* Objective
Pick out each line containing the string "email".
────────────────
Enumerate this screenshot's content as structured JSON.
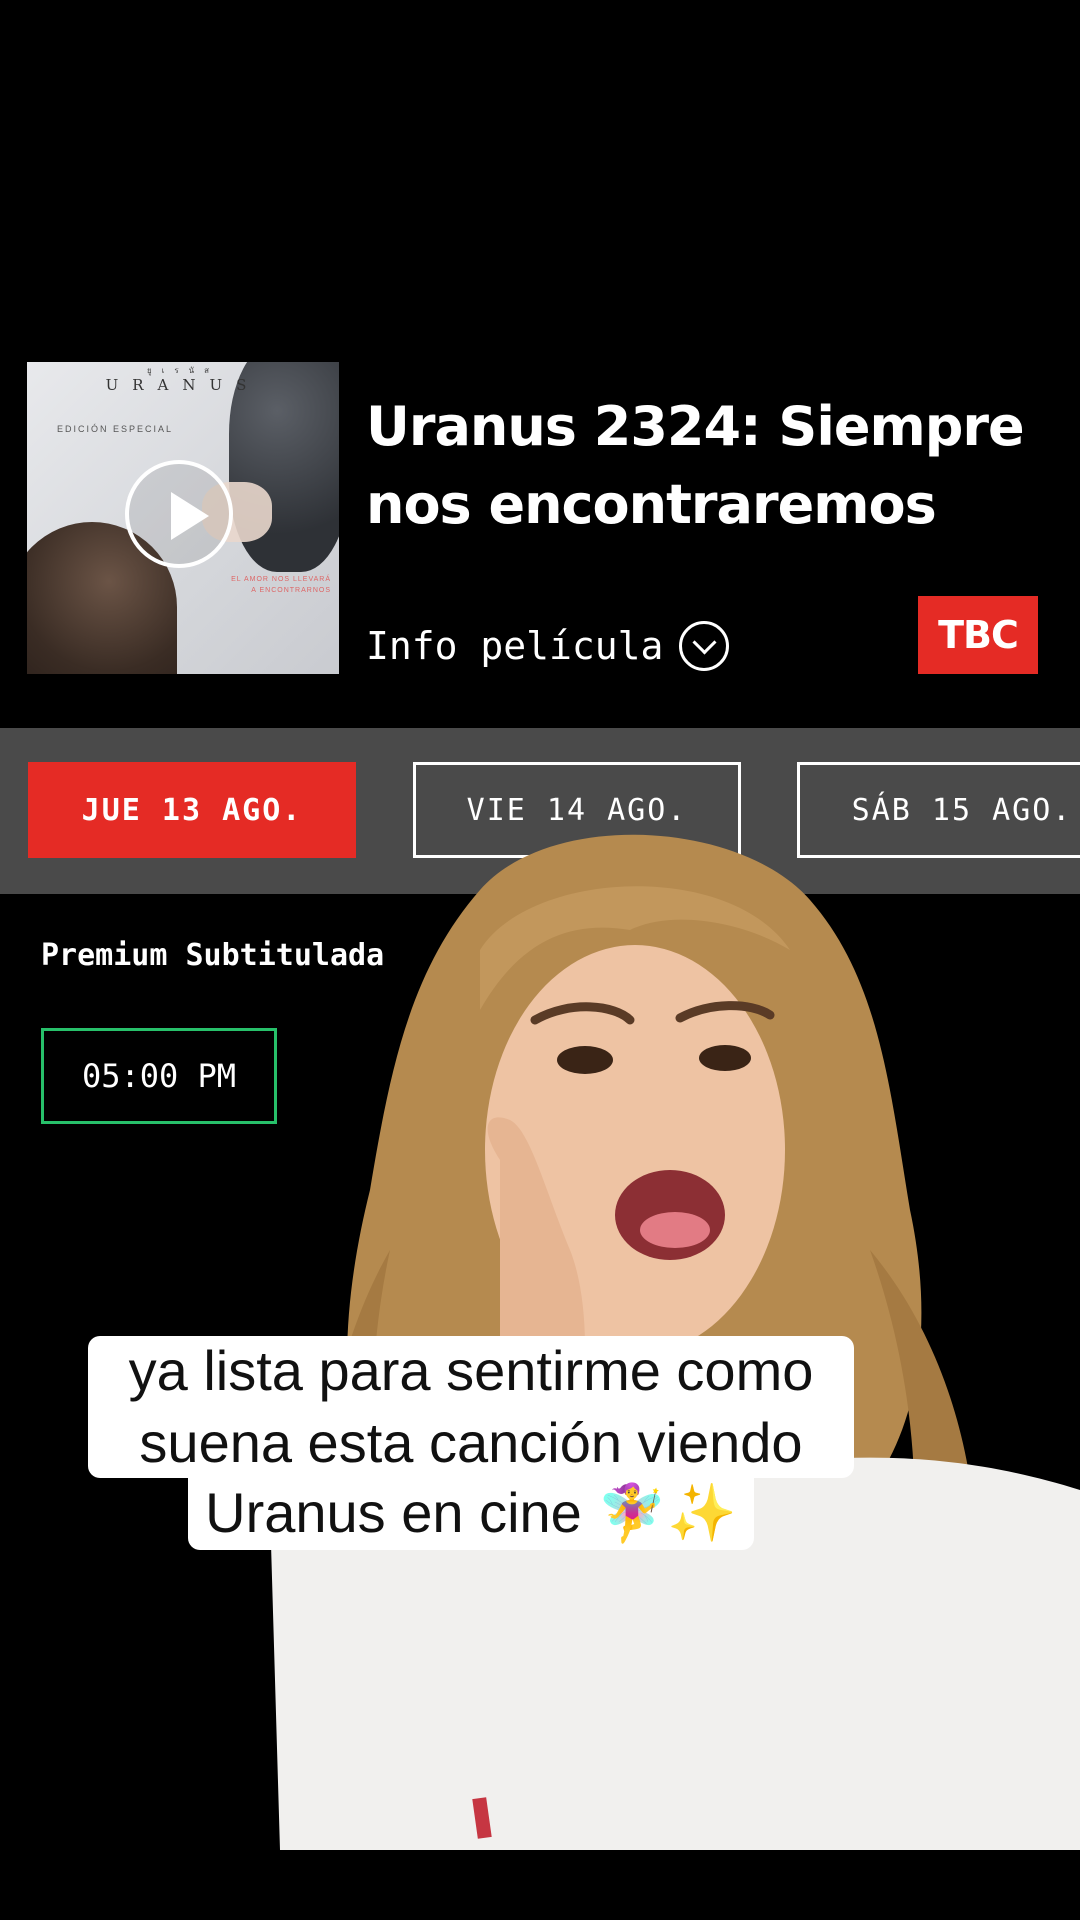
{
  "movie": {
    "title": "Uranus 2324: Siempre nos encontraremos",
    "info_label": "Info película",
    "rating": "TBC",
    "poster": {
      "brand": "URANUS",
      "brand_top": "ยูเรนัส",
      "edition": "EDICIÓN ESPECIAL",
      "tagline": "EL AMOR NOS LLEVARÁ A ENCONTRARNOS"
    }
  },
  "dates": [
    {
      "label": "JUE 13 AGO.",
      "selected": true
    },
    {
      "label": "VIE 14 AGO.",
      "selected": false
    },
    {
      "label": "SÁB 15 AGO.",
      "selected": false
    }
  ],
  "showtimes": {
    "format": "Premium Subtitulada",
    "times": [
      "05:00 PM"
    ]
  },
  "caption": {
    "line1": "ya lista para sentirme como",
    "line2": "suena esta canción viendo",
    "line3": "Uranus en cine 🧚‍♀️✨"
  },
  "colors": {
    "accent_red": "#e52b25",
    "showtime_green": "#27c06a",
    "date_strip_bg": "#4a4a4a"
  },
  "icons": {
    "play": "play-icon",
    "info": "chevron-down-icon"
  }
}
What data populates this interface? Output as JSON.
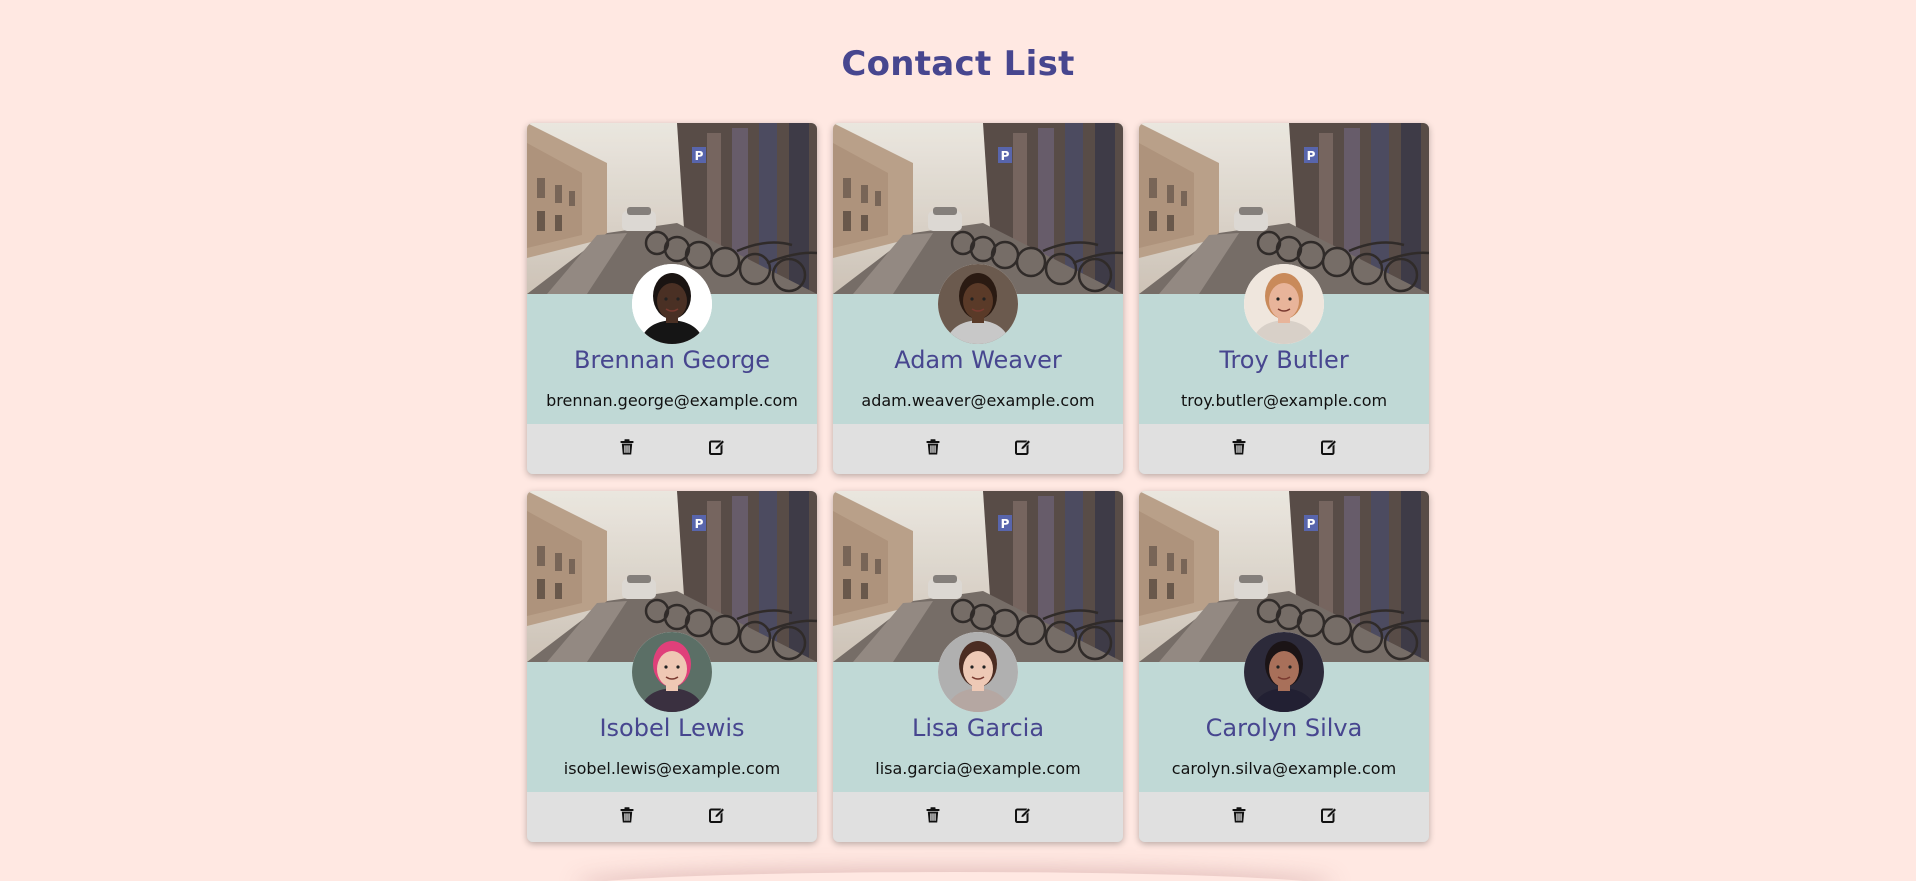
{
  "page": {
    "title": "Contact List"
  },
  "colors": {
    "background": "#ffe8e2",
    "title": "#47468f",
    "card_body": "#c0d9d6",
    "card_actions": "#e0e0e0"
  },
  "contacts": [
    {
      "name": "Brennan George",
      "email": "brennan.george@example.com",
      "avatar_icon": "avatar-photo",
      "skin": "#4a3024",
      "hair": "#1a1412",
      "shirt": "#151515",
      "bg": "#ffffff"
    },
    {
      "name": "Adam Weaver",
      "email": "adam.weaver@example.com",
      "avatar_icon": "avatar-photo",
      "skin": "#5a3a28",
      "hair": "#2a1a12",
      "shirt": "#c8c8c8",
      "bg": "#6b5a4e"
    },
    {
      "name": "Troy Butler",
      "email": "troy.butler@example.com",
      "avatar_icon": "avatar-photo",
      "skin": "#e8b49a",
      "hair": "#c98a5a",
      "shirt": "#d8d0c8",
      "bg": "#efe6dd"
    },
    {
      "name": "Isobel Lewis",
      "email": "isobel.lewis@example.com",
      "avatar_icon": "avatar-photo",
      "skin": "#efc8b4",
      "hair": "#e0407a",
      "shirt": "#3a3040",
      "bg": "#5b6f66"
    },
    {
      "name": "Lisa Garcia",
      "email": "lisa.garcia@example.com",
      "avatar_icon": "avatar-photo",
      "skin": "#eec9b6",
      "hair": "#4b2c22",
      "shirt": "#b5a7a2",
      "bg": "#b0b0b0"
    },
    {
      "name": "Carolyn Silva",
      "email": "carolyn.silva@example.com",
      "avatar_icon": "avatar-photo",
      "skin": "#a8705a",
      "hair": "#1b1416",
      "shirt": "#222033",
      "bg": "#2c2a3a"
    }
  ],
  "actions": {
    "delete_icon": "trash-icon",
    "edit_icon": "edit-icon"
  }
}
────────────────
* Exercise result
      "email": "brennan.george@example.com",
      "email": "adam.weaver@example.com",
      "email": "troy.butler@example.com",
      "email": "isobel.lewis@example.com",
      "email": "lisa.garcia@example.com",
      "email": "carolyn.silva@example.com",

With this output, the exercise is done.